▶ Problem to solve
Copy out each line in the material below that has the word "Республики".

▶ Records supplied
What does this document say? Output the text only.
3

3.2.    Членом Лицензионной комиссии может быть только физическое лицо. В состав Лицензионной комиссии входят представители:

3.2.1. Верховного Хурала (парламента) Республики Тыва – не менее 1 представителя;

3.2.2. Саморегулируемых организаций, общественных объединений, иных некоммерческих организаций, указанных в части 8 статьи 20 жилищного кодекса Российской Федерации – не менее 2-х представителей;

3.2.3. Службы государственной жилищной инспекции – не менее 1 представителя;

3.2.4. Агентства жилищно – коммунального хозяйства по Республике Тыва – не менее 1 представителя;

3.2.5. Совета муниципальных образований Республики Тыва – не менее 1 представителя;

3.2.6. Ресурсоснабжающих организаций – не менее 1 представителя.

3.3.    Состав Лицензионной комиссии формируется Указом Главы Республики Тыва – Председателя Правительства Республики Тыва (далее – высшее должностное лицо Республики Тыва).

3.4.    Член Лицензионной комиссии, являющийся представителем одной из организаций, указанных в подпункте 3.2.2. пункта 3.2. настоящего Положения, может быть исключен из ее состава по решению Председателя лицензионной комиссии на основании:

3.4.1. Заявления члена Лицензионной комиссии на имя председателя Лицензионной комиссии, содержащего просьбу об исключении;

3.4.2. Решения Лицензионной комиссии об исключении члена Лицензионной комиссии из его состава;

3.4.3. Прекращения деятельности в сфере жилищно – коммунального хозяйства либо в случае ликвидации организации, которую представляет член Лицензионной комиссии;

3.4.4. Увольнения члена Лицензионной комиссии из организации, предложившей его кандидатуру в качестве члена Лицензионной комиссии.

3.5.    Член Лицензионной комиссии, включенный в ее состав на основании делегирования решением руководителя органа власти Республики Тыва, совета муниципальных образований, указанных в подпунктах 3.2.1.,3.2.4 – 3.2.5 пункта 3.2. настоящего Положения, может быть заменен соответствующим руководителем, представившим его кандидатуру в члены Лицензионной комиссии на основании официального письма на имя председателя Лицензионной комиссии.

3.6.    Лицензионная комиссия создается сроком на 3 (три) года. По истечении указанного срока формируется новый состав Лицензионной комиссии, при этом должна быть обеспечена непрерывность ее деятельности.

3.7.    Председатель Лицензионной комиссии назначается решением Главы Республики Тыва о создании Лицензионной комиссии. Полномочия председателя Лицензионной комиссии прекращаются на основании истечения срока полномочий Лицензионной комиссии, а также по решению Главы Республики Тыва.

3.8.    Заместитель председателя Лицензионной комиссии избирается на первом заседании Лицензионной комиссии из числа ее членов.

▶ Solution to this task
3.2.1. Верховного Хурала (парламента) Республики Тыва – не менее 1 представителя;
3.2.5. Совета муниципальных образований Республики Тыва – не менее 1 представителя;
3.3.    Состав Лицензионной комиссии формируется Указом Главы Республики Тыва – Председателя Правительства Республики Тыва (далее – высшее должностное лицо Республики Тыва).
3.5.    Член Лицензионной комиссии, включенный в ее состав на основании делегирования решением руководителя органа власти Республики Тыва, совета муниципальных образований, указанных в подпунктах 3.2.1.,3.2.4 – 3.2.5 пункта 3.2. настоящего Положения, может быть заменен соответствующим руководителем, представившим его кандидатуру в члены Лицензионной комиссии на основании официального письма на имя председателя Лицензионной комиссии.
3.7.    Председатель Лицензионной комиссии назначается решением Главы Республики Тыва о создании Лицензионной комиссии. Полномочия председателя Лицензионной комиссии прекращаются на основании истечения срока полномочий Лицензионной комиссии, а также по решению Главы Республики Тыва.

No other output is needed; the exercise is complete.